Dataset records:

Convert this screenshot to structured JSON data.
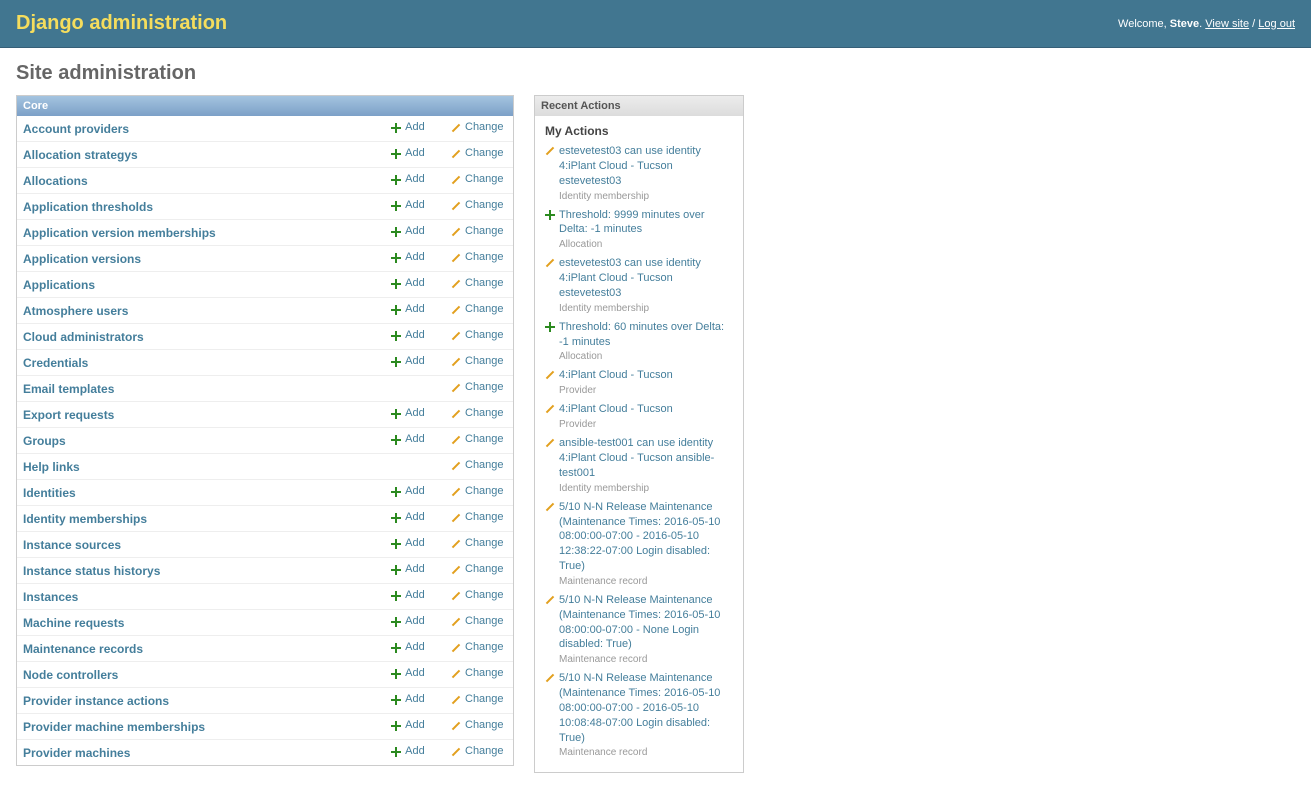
{
  "header": {
    "branding": "Django administration",
    "welcome": "Welcome,",
    "username": "Steve",
    "view_site": "View site",
    "log_out": "Log out"
  },
  "page_title": "Site administration",
  "app": {
    "caption": "Core",
    "add_label": "Add",
    "change_label": "Change",
    "models": [
      {
        "name": "Account providers",
        "add": true,
        "change": true
      },
      {
        "name": "Allocation strategys",
        "add": true,
        "change": true
      },
      {
        "name": "Allocations",
        "add": true,
        "change": true
      },
      {
        "name": "Application thresholds",
        "add": true,
        "change": true
      },
      {
        "name": "Application version memberships",
        "add": true,
        "change": true
      },
      {
        "name": "Application versions",
        "add": true,
        "change": true
      },
      {
        "name": "Applications",
        "add": true,
        "change": true
      },
      {
        "name": "Atmosphere users",
        "add": true,
        "change": true
      },
      {
        "name": "Cloud administrators",
        "add": true,
        "change": true
      },
      {
        "name": "Credentials",
        "add": true,
        "change": true
      },
      {
        "name": "Email templates",
        "add": false,
        "change": true
      },
      {
        "name": "Export requests",
        "add": true,
        "change": true
      },
      {
        "name": "Groups",
        "add": true,
        "change": true
      },
      {
        "name": "Help links",
        "add": false,
        "change": true
      },
      {
        "name": "Identities",
        "add": true,
        "change": true
      },
      {
        "name": "Identity memberships",
        "add": true,
        "change": true
      },
      {
        "name": "Instance sources",
        "add": true,
        "change": true
      },
      {
        "name": "Instance status historys",
        "add": true,
        "change": true
      },
      {
        "name": "Instances",
        "add": true,
        "change": true
      },
      {
        "name": "Machine requests",
        "add": true,
        "change": true
      },
      {
        "name": "Maintenance records",
        "add": true,
        "change": true
      },
      {
        "name": "Node controllers",
        "add": true,
        "change": true
      },
      {
        "name": "Provider instance actions",
        "add": true,
        "change": true
      },
      {
        "name": "Provider machine memberships",
        "add": true,
        "change": true
      },
      {
        "name": "Provider machines",
        "add": true,
        "change": true
      }
    ]
  },
  "recent_actions": {
    "caption": "Recent Actions",
    "subhead": "My Actions",
    "items": [
      {
        "icon": "change",
        "label": "estevetest03 can use identity 4:iPlant Cloud - Tucson estevetest03",
        "meta": "Identity membership"
      },
      {
        "icon": "add",
        "label": "Threshold: 9999 minutes over Delta: -1 minutes",
        "meta": "Allocation"
      },
      {
        "icon": "change",
        "label": "estevetest03 can use identity 4:iPlant Cloud - Tucson estevetest03",
        "meta": "Identity membership"
      },
      {
        "icon": "add",
        "label": "Threshold: 60 minutes over Delta: -1 minutes",
        "meta": "Allocation"
      },
      {
        "icon": "change",
        "label": "4:iPlant Cloud - Tucson",
        "meta": "Provider"
      },
      {
        "icon": "change",
        "label": "4:iPlant Cloud - Tucson",
        "meta": "Provider"
      },
      {
        "icon": "change",
        "label": "ansible-test001 can use identity 4:iPlant Cloud - Tucson ansible-test001",
        "meta": "Identity membership"
      },
      {
        "icon": "change",
        "label": "5/10 N-N Release Maintenance (Maintenance Times: 2016-05-10 08:00:00-07:00 - 2016-05-10 12:38:22-07:00 Login disabled: True)",
        "meta": "Maintenance record"
      },
      {
        "icon": "change",
        "label": "5/10 N-N Release Maintenance (Maintenance Times: 2016-05-10 08:00:00-07:00 - None Login disabled: True)",
        "meta": "Maintenance record"
      },
      {
        "icon": "change",
        "label": "5/10 N-N Release Maintenance (Maintenance Times: 2016-05-10 08:00:00-07:00 - 2016-05-10 10:08:48-07:00 Login disabled: True)",
        "meta": "Maintenance record"
      }
    ]
  }
}
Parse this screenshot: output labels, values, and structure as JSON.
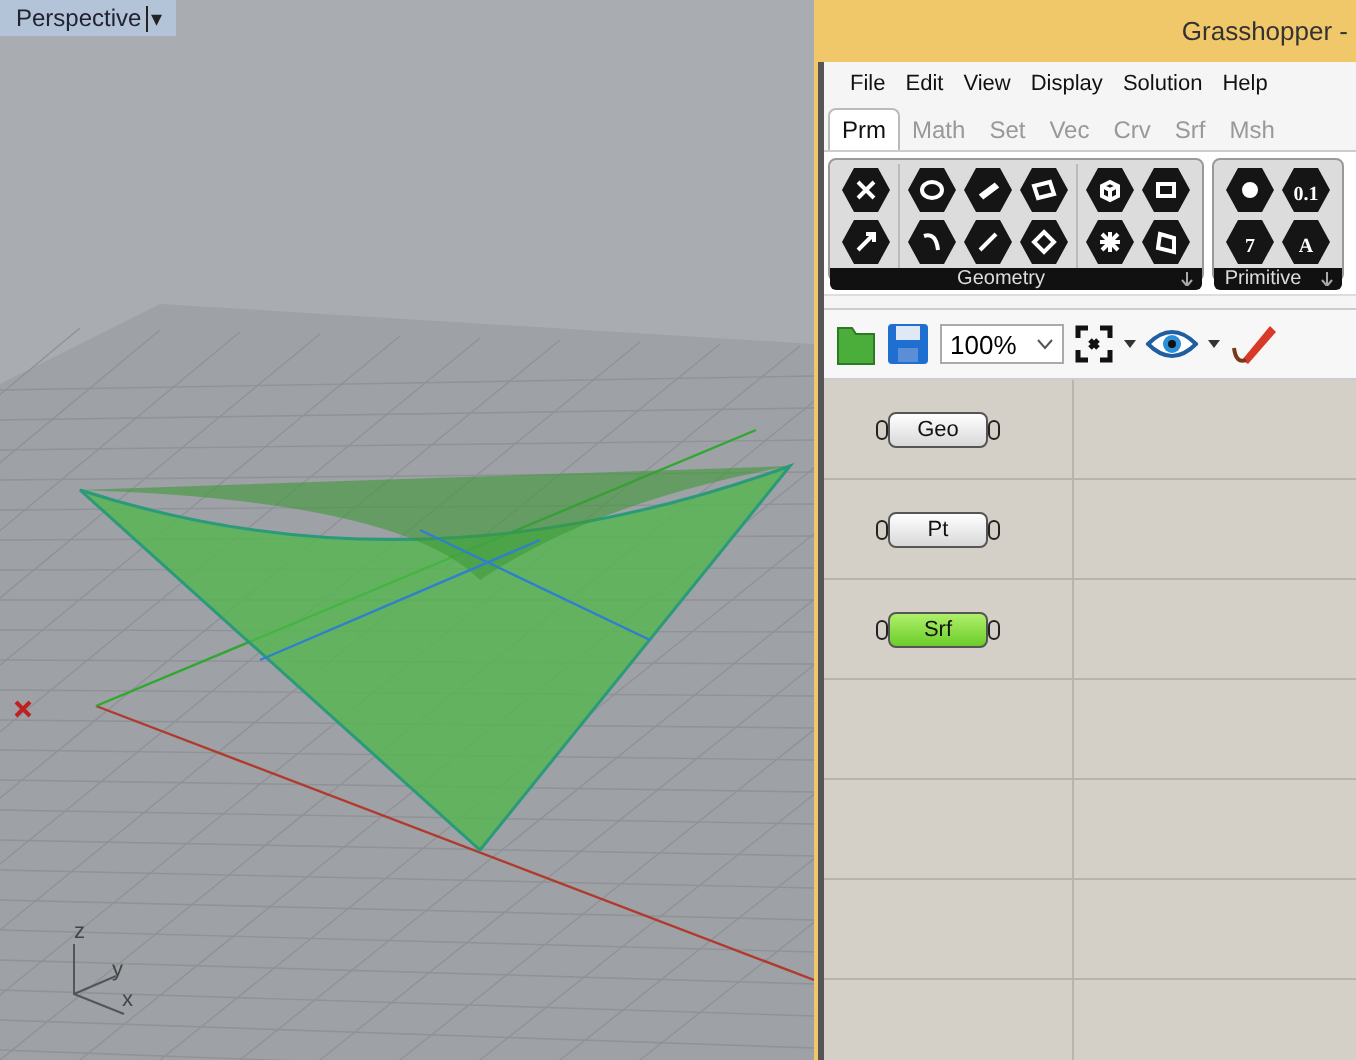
{
  "viewport": {
    "title": "Perspective",
    "dropdown": "▾",
    "axis_labels": [
      "z",
      "y",
      "x"
    ]
  },
  "window": {
    "title": "Grasshopper -"
  },
  "menu": [
    "File",
    "Edit",
    "View",
    "Display",
    "Solution",
    "Help"
  ],
  "tabs": [
    {
      "label": "Prm",
      "selected": true
    },
    {
      "label": "Math",
      "selected": false
    },
    {
      "label": "Set",
      "selected": false
    },
    {
      "label": "Vec",
      "selected": false
    },
    {
      "label": "Crv",
      "selected": false
    },
    {
      "label": "Srf",
      "selected": false
    },
    {
      "label": "Msh",
      "selected": false
    }
  ],
  "panels": [
    {
      "title": "Geometry"
    },
    {
      "title": "Primitive",
      "icon_labels": [
        "0.1",
        "7",
        "A"
      ]
    }
  ],
  "toolbar": {
    "zoom": "100%"
  },
  "nodes": [
    {
      "label": "Geo",
      "selected": false
    },
    {
      "label": "Pt",
      "selected": false
    },
    {
      "label": "Srf",
      "selected": true
    }
  ]
}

**WHAT YOU NEED TO DO:** Going through the entries above, tally each line that has the word "Times". Answer with the number only.

**FINAL RESULT:** 3